===== DATASET =====

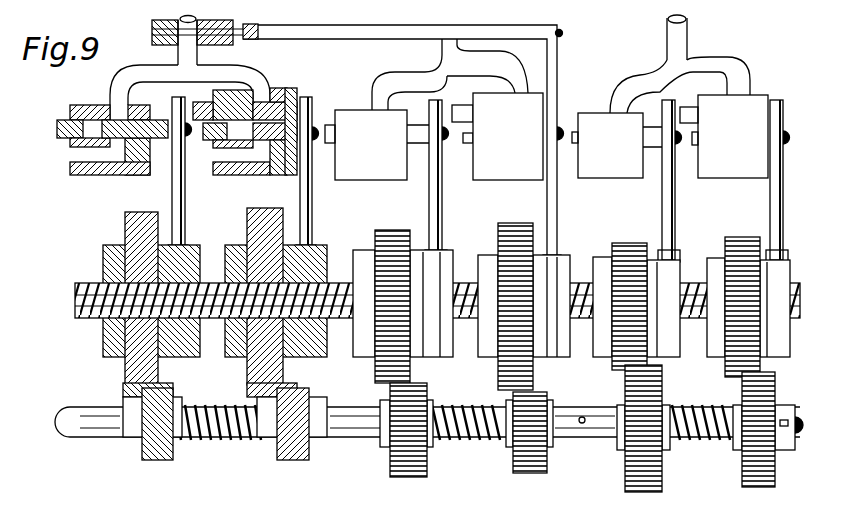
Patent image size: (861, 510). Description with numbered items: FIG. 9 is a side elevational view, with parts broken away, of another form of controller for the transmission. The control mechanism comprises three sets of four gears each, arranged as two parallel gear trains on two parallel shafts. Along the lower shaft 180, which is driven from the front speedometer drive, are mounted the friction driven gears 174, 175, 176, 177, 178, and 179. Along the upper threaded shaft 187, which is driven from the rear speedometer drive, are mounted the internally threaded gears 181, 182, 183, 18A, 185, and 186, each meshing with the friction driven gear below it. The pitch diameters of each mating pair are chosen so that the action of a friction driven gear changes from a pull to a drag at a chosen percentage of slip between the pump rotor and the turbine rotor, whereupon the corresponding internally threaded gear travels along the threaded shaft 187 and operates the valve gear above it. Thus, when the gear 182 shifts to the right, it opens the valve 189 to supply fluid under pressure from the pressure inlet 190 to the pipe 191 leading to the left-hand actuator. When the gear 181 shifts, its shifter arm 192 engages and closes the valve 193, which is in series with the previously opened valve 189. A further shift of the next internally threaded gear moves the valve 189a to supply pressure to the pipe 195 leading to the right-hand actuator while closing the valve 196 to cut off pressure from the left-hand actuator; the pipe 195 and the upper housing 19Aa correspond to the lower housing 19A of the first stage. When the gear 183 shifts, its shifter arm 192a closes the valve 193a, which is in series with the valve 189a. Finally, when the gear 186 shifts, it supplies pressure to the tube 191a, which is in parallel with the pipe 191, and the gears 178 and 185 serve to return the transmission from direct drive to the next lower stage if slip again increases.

The friction driven gear 174 is at (145, 458).
The friction driven gear 175 is at (283, 458).
The friction driven gear 176 is at (405, 465).
The friction driven gear 177 is at (515, 465).
The friction driven gear 178 is at (662, 482).
The friction driven gear 179 is at (760, 484).
The shaft 180 is at (90, 437).
The internally threaded gear 181 is at (125, 230).
The internally threaded gear 182 is at (247, 230).
The internally threaded gear 183 is at (378, 240).
The gear 18A is at (513, 224).
The internally threaded gear 185 is at (628, 243).
The internally threaded gear 186 is at (745, 216).
The threaded shaft 187 is at (75, 303).
The valve 189 is at (265, 165).
The valve 189a is at (468, 143).
The pressure inlet 190 is at (67, 162).
The pipe 191 is at (178, 50).
The tube 191a is at (678, 35).
The shifter arm 192 is at (172, 188).
The shifter arm 192a is at (428, 195).
The valve 193 is at (295, 90).
The valve 193a is at (488, 92).
The pipe 195 is at (450, 45).
The valve 196 is at (237, 40).
The valve housing 19A is at (60, 120).
The valve housing 19Aa is at (325, 125).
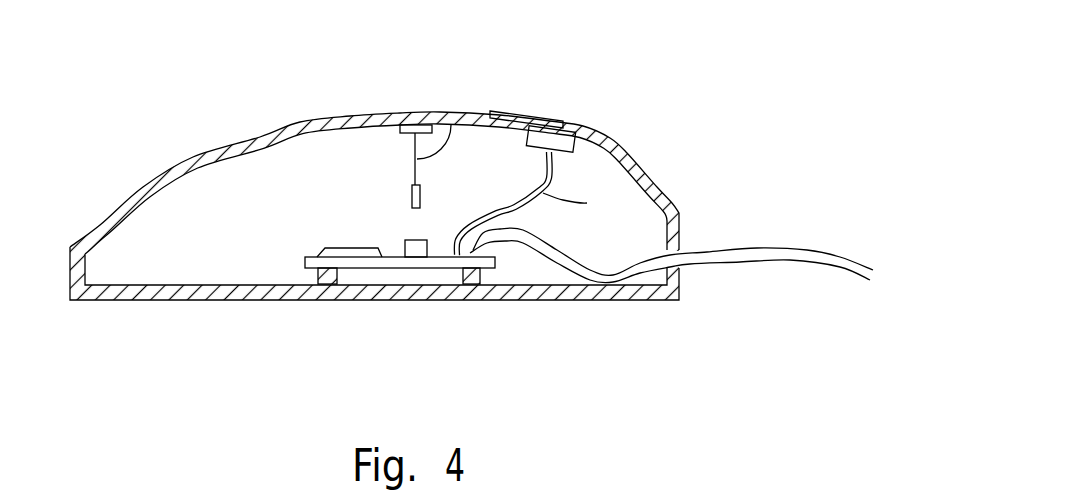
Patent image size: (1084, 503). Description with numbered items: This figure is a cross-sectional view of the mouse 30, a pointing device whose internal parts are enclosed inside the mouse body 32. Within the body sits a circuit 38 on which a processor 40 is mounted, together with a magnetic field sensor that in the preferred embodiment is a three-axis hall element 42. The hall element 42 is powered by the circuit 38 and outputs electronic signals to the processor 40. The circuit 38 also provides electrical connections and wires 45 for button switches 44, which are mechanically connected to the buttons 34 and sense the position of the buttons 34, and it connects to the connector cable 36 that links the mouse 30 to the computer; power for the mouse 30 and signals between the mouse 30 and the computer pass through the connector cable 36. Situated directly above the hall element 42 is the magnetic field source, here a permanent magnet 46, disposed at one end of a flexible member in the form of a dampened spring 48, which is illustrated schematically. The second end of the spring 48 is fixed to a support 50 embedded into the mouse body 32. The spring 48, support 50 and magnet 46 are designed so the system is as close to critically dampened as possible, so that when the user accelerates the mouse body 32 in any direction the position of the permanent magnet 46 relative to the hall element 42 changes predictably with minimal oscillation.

The mouse 30 is at (723, 360).
The mouse body 32 is at (193, 167).
The buttons 34 is at (510, 113).
The connector cable 36 is at (735, 255).
The circuit 38 is at (445, 263).
The processor 40 is at (352, 253).
The three-axis hall element 42 is at (415, 250).
The button switches 44 is at (559, 131).
The wires 45 is at (587, 203).
The permanent magnet 46 is at (412, 190).
The dampened spring 48 is at (451, 125).
The support 50 is at (408, 125).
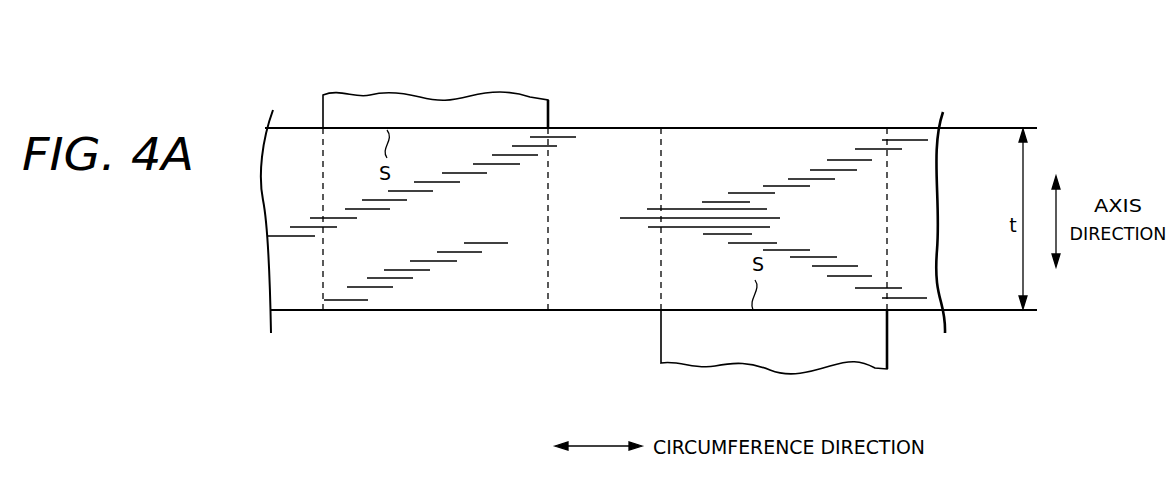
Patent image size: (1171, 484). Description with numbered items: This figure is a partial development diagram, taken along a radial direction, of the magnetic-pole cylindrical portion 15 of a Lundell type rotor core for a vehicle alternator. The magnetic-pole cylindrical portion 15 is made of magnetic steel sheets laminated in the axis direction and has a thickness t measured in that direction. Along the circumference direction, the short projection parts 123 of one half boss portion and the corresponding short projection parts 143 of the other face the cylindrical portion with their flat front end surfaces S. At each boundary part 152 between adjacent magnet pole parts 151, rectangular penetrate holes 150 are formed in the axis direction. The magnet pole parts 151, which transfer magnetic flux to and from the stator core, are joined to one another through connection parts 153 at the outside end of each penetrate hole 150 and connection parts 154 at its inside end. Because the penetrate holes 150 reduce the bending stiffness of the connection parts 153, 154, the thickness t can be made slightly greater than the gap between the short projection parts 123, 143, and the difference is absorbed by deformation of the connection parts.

The magnetic-pole cylindrical portion 15 is at (948, 203).
The short projection parts 123 is at (468, 105).
The short projection parts 143 is at (855, 343).
The penetrate holes 150 is at (288, 140).
The magnet pole parts 151 is at (757, 185).
The boundary part 152 is at (579, 158).
The connection parts 153 is at (572, 290).
The connection parts 154 is at (636, 283).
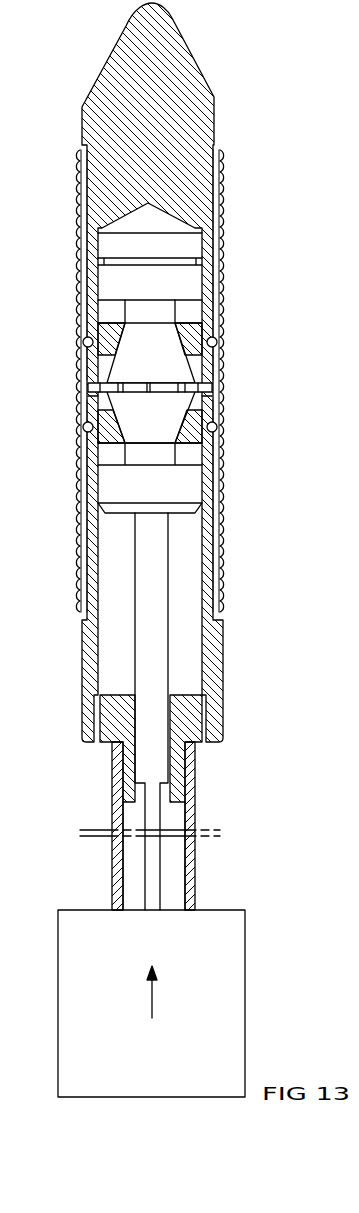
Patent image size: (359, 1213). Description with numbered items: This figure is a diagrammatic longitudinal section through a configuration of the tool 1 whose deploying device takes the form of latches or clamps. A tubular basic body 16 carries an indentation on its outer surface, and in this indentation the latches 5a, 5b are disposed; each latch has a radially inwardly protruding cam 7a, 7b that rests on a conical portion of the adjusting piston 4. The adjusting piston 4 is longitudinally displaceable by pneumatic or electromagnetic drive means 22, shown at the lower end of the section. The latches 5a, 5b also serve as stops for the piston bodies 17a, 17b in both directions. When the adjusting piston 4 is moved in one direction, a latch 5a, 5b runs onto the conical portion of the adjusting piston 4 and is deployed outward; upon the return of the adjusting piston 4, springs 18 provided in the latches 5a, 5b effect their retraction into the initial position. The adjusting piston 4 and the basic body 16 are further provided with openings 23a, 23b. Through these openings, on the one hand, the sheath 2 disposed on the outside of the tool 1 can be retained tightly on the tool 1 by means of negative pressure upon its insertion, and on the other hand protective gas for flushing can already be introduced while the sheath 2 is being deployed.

The tool 1 is at (34, 0).
The sheath 2 is at (75, 215).
The adjusting piston 4 is at (152, 637).
The latch 5a is at (75, 276).
The latch 5b is at (77, 575).
The cam 7a is at (83, 345).
The cam 7b is at (82, 440).
The tubular basic body 16 is at (218, 677).
The piston body 17a is at (165, 290).
The piston body 17b is at (165, 485).
The spring 18 is at (192, 345).
The drive means 22 is at (244, 948).
The opening 23a is at (88, 400).
The opening 23b is at (88, 384).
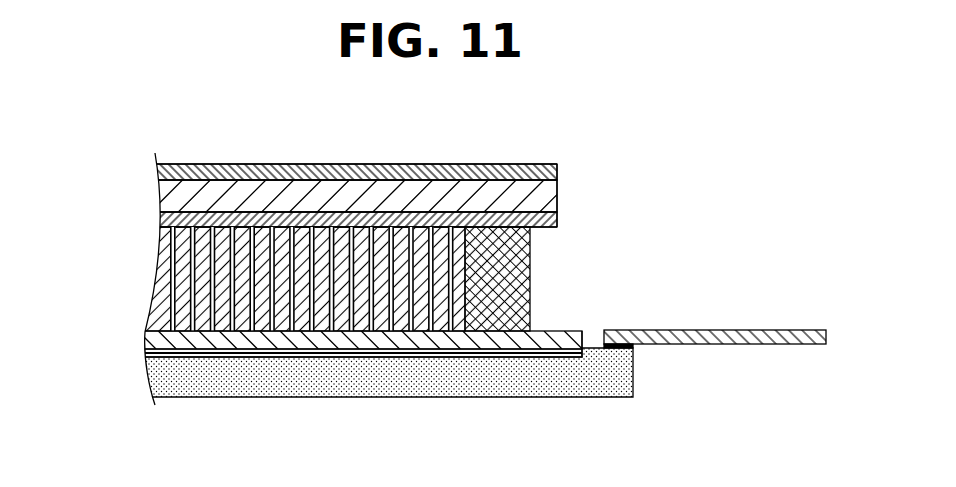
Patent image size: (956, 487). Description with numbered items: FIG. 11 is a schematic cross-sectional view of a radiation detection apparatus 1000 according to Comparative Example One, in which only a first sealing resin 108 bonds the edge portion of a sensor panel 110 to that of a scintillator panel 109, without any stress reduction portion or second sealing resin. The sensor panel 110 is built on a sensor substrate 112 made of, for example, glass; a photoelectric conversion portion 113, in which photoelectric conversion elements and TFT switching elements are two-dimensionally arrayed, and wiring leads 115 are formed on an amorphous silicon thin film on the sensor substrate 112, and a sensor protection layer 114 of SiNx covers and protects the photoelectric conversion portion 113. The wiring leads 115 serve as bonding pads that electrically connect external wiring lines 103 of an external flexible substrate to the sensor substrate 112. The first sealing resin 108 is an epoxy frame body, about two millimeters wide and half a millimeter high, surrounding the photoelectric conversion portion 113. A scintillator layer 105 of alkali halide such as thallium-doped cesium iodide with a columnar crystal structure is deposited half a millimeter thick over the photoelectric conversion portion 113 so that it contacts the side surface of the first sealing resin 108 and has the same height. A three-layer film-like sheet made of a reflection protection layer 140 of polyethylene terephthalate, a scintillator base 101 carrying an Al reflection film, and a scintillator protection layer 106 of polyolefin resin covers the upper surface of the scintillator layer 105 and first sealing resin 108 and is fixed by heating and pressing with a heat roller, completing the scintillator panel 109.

The radiation detection apparatus 1000 is at (445, 100).
The reflection protection layer 140 is at (197, 164).
The scintillator base 101 is at (272, 187).
The scintillator protection layer 106 is at (340, 222).
The scintillator layer 105 is at (453, 242).
The first sealing resin 108 is at (532, 274).
The scintillator panel 109 is at (108, 163).
The sensor panel 110 is at (108, 333).
The sensor substrate 112 is at (230, 380).
The photoelectric conversion portion 113 is at (337, 353).
The sensor protection layer 114 is at (431, 340).
The external wiring lines 103 is at (748, 331).
The wiring leads 115 is at (630, 347).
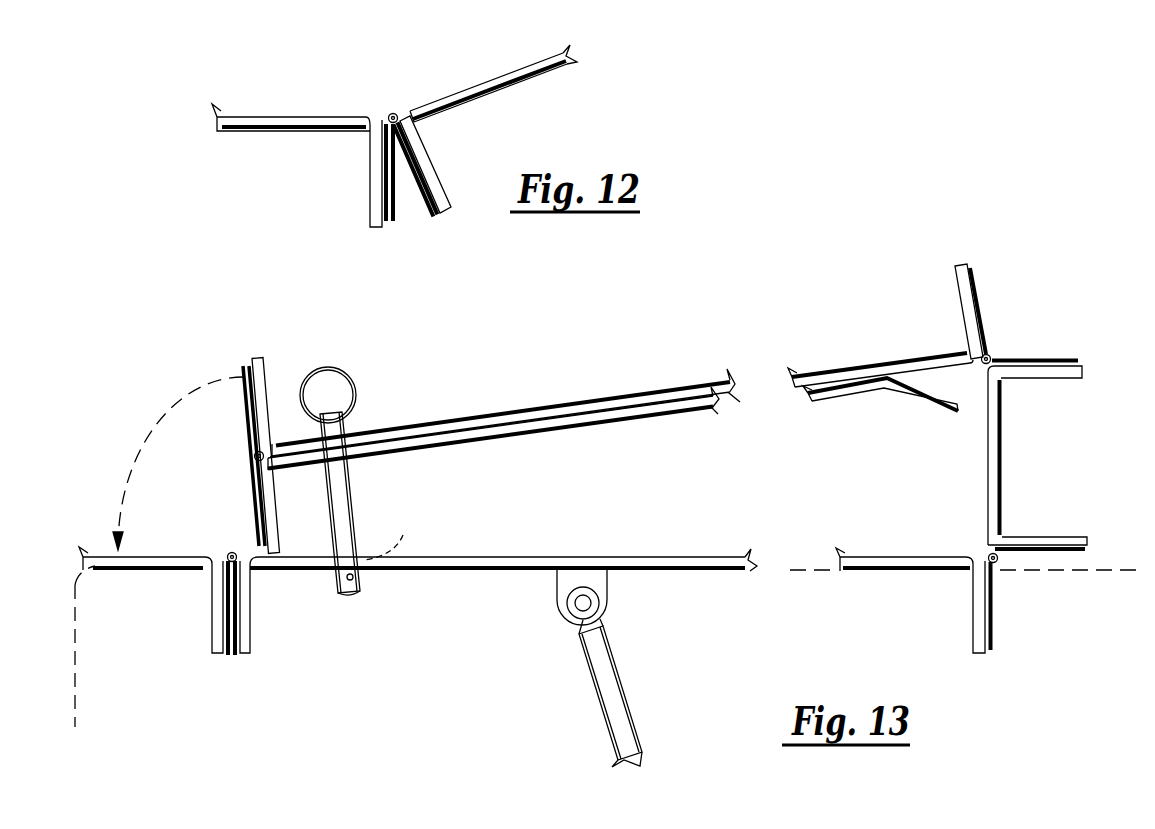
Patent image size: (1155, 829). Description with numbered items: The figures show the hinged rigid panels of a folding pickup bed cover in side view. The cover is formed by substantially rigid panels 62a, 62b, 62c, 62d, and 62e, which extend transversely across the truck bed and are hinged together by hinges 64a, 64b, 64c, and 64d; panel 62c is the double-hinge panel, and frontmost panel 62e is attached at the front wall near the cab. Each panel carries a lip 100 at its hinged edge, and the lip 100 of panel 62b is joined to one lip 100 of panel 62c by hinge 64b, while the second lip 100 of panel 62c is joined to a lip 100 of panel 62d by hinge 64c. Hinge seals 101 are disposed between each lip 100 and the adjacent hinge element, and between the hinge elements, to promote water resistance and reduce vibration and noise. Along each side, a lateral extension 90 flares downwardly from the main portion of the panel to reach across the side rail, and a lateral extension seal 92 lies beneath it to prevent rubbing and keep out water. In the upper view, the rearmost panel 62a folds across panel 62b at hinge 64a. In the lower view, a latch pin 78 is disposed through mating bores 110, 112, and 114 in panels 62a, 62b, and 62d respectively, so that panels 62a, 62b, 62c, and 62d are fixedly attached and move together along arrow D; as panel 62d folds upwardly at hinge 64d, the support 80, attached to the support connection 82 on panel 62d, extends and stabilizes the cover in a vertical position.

In FIG. 12, the rigid panel 62a is at (492, 84).
In FIG. 13, the rigid panel 62a is at (560, 430).
In FIG. 12, the rigid panel 62b is at (288, 116).
In FIG. 13, the rigid panel 62b is at (547, 418).
In FIG. 13, the rigid panel 62c is at (986, 440).
In FIG. 13, the rigid panel 62d is at (486, 556).
In FIG. 13, the rigid panel 62e is at (134, 556).
In FIG. 12, the hinge 64a is at (390, 113).
In FIG. 13, the hinge 64a is at (254, 455).
In FIG. 13, the hinge 64b is at (990, 355).
In FIG. 13, the hinge 64c is at (989, 554).
In FIG. 13, the hinge 64d is at (232, 552).
In FIG. 13, the latch pin 78 is at (325, 500).
In FIG. 13, the support 80 is at (630, 700).
In FIG. 13, the support connection 82 is at (609, 586).
In FIG. 12, the lateral extension 90 is at (245, 124).
In FIG. 13, the lateral extension 90 is at (408, 570).
In FIG. 12, the lateral extension seal 92 is at (394, 108).
In FIG. 13, the lateral extension seal 92 is at (533, 467).
In FIG. 12, the lip 100 is at (370, 196).
In FIG. 13, the lip 100 is at (212, 613).
In FIG. 12, the hinge seal 101 is at (393, 214).
In FIG. 13, the hinge seal 101 is at (240, 372).
In FIG. 13, the mating bore 110 is at (376, 456).
In FIG. 13, the mating bore 112 is at (378, 424).
In FIG. 13, the mating bore 114 is at (378, 553).
In FIG. 13, the arrow D is at (148, 423).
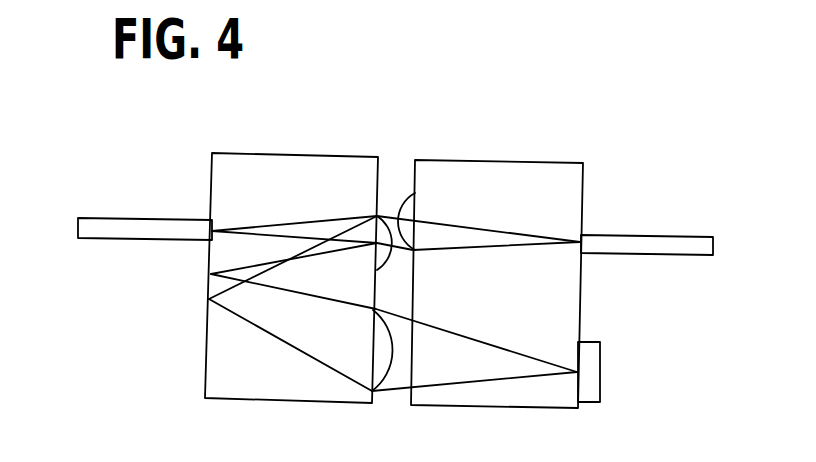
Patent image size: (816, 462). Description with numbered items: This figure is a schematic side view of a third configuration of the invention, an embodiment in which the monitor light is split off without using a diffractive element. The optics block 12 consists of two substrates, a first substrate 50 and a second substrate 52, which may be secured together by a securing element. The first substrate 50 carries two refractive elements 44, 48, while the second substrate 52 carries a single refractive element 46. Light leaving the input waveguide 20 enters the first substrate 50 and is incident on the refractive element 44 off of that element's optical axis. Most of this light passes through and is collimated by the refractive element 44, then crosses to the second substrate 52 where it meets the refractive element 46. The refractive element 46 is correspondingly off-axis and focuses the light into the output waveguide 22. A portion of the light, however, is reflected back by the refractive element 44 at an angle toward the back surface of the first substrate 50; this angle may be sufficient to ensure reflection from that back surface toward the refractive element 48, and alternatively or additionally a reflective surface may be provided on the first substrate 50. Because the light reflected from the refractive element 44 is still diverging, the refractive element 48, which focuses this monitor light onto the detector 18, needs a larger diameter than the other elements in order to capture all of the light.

The optics block 12 is at (394, 247).
The detector 18 is at (600, 350).
The input waveguide 20 is at (95, 218).
The output waveguide 22 is at (659, 235).
The refractive element 44 is at (383, 215).
The refractive element 46 is at (404, 222).
The refractive element 48 is at (391, 376).
The first substrate 50 is at (310, 153).
The second substrate 52 is at (522, 160).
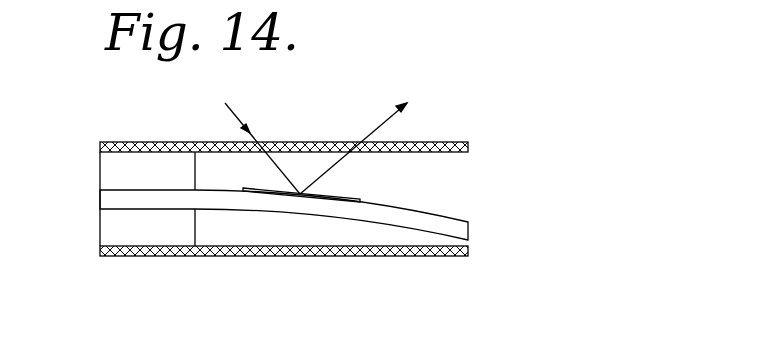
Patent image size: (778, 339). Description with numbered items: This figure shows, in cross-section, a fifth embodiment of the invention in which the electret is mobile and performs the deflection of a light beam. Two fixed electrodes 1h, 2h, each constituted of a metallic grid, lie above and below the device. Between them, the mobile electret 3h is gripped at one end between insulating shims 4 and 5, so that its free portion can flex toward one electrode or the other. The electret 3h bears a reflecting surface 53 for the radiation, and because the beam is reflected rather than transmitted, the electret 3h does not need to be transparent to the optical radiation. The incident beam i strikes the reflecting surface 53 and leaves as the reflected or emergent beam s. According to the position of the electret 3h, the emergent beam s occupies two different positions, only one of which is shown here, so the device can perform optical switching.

=====

• GOAL: Write out everything in the listing from the line containing "Patent image size: (1084, 503)." down to the line containing "The connector cable 36 is at (735, 255).", including both of those lines, without changing anything.

• WRITTEN SOLUTION:
Patent image size: (1084, 503). Description with numbered items: This figure is a cross-sectional view of the mouse 30, a pointing device whose internal parts are enclosed inside the mouse body 32. Within the body sits a circuit 38 on which a processor 40 is mounted, together with a magnetic field sensor that in the preferred embodiment is a three-axis hall element 42. The hall element 42 is powered by the circuit 38 and outputs electronic signals to the processor 40. The circuit 38 also provides electrical connections and wires 45 for button switches 44, which are mechanically connected to the buttons 34 and sense the position of the buttons 34, and it connects to the connector cable 36 that links the mouse 30 to the computer; power for the mouse 30 and signals between the mouse 30 and the computer pass through the connector cable 36. Situated directly above the hall element 42 is the magnetic field source, here a permanent magnet 46, disposed at one end of a flexible member in the form of a dampened spring 48, which is illustrated schematically. The second end of the spring 48 is fixed to a support 50 embedded into the mouse body 32. The spring 48, support 50 and magnet 46 are designed so the system is as close to critically dampened as possible, so that when the user accelerates the mouse body 32 in any direction the position of the permanent magnet 46 relative to the hall element 42 changes predictably with minimal oscillation.

The mouse 30 is at (723, 360).
The mouse body 32 is at (193, 167).
The buttons 34 is at (510, 113).
The connector cable 36 is at (735, 255).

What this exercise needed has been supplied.